**Task material**.
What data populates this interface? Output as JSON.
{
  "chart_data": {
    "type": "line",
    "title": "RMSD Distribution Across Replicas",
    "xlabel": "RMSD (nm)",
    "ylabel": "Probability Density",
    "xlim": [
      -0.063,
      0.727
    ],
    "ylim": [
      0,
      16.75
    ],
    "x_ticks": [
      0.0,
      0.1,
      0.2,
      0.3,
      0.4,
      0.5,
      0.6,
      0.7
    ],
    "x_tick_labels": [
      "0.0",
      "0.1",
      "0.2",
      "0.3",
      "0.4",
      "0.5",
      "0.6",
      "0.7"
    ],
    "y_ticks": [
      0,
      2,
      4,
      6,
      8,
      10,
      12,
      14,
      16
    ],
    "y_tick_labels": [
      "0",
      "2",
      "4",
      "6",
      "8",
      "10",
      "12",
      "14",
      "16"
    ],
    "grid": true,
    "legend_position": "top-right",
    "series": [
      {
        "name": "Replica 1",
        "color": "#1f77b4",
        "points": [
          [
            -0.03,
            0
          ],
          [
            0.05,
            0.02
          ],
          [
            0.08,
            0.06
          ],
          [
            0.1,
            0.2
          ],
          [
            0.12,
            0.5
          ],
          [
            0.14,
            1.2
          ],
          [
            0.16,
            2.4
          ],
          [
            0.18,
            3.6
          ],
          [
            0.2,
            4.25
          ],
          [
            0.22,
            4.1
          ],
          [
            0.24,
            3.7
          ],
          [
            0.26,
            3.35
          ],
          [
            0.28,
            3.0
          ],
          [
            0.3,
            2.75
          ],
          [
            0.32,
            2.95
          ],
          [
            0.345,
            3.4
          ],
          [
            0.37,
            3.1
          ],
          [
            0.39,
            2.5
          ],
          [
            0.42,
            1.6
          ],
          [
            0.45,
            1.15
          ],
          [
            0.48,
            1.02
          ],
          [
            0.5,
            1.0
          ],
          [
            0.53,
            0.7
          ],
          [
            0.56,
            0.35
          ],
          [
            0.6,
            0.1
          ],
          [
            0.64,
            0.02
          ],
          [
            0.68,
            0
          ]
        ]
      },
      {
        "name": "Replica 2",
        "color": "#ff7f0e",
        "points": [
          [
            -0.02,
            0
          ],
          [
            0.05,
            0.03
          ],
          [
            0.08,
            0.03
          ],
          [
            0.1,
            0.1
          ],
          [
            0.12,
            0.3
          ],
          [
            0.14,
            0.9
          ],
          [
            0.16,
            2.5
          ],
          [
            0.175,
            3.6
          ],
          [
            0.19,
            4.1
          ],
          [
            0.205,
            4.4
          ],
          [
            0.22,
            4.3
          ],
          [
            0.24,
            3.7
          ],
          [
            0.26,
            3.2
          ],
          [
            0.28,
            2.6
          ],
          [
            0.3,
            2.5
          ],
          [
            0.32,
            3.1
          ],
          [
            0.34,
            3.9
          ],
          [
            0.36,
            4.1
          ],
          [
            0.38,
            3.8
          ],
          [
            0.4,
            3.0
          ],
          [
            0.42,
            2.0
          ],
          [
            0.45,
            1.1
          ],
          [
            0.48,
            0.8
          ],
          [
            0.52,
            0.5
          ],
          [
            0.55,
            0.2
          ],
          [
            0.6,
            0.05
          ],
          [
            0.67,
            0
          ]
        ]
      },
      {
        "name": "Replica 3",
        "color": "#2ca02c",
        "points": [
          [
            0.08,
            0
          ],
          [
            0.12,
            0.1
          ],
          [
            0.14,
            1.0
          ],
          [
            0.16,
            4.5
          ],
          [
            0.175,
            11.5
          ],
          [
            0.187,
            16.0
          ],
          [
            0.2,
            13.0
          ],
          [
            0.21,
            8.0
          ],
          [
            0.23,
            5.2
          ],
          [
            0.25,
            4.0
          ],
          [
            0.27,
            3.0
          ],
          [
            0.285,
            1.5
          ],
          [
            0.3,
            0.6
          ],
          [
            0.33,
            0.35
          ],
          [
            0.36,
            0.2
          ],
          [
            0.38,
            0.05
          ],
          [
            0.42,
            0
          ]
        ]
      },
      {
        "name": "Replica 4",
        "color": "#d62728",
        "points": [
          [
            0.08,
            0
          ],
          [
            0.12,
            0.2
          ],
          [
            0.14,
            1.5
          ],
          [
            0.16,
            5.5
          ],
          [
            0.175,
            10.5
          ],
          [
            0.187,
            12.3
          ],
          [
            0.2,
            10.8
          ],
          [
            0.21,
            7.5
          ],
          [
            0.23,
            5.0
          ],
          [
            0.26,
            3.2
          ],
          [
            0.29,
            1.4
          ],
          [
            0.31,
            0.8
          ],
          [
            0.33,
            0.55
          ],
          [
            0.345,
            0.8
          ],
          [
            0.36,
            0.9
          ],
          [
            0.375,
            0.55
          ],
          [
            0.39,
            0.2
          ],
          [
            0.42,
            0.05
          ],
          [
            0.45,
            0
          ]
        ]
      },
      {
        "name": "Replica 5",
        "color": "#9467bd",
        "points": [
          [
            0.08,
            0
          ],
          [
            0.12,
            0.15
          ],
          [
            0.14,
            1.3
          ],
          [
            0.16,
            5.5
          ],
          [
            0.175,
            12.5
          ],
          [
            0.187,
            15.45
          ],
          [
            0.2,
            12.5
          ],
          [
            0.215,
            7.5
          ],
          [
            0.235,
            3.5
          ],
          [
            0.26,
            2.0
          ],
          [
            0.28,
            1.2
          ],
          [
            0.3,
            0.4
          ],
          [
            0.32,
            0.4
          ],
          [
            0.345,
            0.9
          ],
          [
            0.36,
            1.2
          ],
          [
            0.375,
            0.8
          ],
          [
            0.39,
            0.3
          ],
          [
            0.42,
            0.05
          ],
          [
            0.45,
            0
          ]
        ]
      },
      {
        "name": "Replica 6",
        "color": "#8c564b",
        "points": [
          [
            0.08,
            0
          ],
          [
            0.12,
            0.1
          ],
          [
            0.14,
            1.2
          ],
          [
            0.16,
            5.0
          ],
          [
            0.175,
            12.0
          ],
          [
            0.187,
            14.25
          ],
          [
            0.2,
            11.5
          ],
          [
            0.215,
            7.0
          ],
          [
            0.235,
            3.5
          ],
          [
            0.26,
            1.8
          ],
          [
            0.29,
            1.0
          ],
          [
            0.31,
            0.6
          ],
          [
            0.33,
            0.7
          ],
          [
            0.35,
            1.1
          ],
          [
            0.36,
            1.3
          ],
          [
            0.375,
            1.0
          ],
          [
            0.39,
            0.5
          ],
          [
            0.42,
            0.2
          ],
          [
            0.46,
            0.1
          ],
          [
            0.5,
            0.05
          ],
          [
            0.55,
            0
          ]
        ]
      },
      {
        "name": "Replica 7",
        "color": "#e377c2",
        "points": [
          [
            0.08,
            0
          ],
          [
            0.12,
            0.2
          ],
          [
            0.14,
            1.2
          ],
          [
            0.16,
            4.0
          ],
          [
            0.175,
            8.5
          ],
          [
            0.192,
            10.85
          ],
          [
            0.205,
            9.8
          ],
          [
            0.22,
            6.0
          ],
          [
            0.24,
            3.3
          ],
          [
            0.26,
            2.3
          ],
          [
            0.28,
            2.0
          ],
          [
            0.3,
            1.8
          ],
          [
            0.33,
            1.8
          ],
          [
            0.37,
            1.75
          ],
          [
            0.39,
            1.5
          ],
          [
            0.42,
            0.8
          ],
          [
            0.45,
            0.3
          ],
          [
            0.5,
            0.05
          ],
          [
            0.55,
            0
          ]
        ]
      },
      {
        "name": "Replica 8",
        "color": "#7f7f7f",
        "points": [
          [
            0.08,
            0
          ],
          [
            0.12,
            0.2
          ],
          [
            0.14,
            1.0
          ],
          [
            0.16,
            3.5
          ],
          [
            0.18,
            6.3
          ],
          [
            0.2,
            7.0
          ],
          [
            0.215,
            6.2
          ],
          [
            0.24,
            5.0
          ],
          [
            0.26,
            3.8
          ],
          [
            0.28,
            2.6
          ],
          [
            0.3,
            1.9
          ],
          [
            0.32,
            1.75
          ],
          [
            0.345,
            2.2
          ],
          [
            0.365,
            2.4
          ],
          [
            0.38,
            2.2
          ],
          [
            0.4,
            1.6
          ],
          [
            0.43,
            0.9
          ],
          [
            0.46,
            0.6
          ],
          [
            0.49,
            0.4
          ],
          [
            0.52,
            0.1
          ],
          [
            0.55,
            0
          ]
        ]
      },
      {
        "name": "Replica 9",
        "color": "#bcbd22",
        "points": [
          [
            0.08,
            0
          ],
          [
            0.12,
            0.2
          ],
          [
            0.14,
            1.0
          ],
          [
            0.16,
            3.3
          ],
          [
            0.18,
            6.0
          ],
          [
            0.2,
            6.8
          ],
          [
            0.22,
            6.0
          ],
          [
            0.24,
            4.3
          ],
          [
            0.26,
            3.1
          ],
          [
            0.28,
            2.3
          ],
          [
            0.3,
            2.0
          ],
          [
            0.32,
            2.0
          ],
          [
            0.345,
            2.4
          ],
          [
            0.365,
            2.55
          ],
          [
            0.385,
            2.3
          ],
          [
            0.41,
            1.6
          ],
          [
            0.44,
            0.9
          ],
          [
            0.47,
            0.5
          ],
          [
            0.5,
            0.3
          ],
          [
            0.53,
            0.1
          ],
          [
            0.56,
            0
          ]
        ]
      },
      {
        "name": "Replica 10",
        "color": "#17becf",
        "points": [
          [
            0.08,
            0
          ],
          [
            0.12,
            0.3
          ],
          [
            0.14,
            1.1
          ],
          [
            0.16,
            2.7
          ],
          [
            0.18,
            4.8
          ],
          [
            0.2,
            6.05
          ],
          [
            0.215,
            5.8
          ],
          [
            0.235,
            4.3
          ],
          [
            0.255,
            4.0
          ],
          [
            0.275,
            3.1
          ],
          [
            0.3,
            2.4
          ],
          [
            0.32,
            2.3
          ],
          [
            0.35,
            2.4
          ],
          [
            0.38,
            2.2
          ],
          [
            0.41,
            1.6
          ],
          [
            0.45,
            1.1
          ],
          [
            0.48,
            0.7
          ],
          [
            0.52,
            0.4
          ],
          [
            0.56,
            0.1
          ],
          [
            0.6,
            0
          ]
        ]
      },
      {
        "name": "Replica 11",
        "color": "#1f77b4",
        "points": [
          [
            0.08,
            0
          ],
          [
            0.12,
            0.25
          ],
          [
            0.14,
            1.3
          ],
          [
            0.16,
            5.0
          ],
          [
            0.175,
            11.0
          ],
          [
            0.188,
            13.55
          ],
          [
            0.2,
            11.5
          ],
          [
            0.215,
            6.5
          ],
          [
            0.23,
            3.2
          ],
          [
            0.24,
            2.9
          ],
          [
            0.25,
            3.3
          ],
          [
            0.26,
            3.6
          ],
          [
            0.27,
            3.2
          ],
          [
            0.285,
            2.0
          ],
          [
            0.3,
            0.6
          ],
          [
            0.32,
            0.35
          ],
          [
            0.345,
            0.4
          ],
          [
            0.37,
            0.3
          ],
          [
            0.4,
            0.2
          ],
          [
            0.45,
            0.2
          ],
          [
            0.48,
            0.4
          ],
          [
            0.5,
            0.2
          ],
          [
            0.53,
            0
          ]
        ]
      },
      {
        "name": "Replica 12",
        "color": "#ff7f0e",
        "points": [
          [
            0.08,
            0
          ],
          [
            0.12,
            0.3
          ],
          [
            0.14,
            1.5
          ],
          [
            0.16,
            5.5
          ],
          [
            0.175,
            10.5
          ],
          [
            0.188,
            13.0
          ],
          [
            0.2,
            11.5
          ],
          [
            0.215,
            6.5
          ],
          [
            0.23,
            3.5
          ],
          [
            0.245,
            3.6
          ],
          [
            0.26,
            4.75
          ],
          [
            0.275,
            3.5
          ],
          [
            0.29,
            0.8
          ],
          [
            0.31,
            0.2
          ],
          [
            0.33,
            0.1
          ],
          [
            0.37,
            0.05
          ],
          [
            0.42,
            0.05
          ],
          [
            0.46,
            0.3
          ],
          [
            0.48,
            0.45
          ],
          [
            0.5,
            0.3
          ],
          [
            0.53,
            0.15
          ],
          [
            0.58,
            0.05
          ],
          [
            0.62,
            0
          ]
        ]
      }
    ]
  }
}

**What you need to do**.
Only lines with the string "color" belong in your answer; copy each one.

**Output of the exercise**.
        "color": "#1f77b4",
        "color": "#ff7f0e",
        "color": "#2ca02c",
        "color": "#d62728",
        "color": "#9467bd",
        "color": "#8c564b",
        "color": "#e377c2",
        "color": "#7f7f7f",
        "color": "#bcbd22",
        "color": "#17becf",
        "color": "#1f77b4",
        "color": "#ff7f0e",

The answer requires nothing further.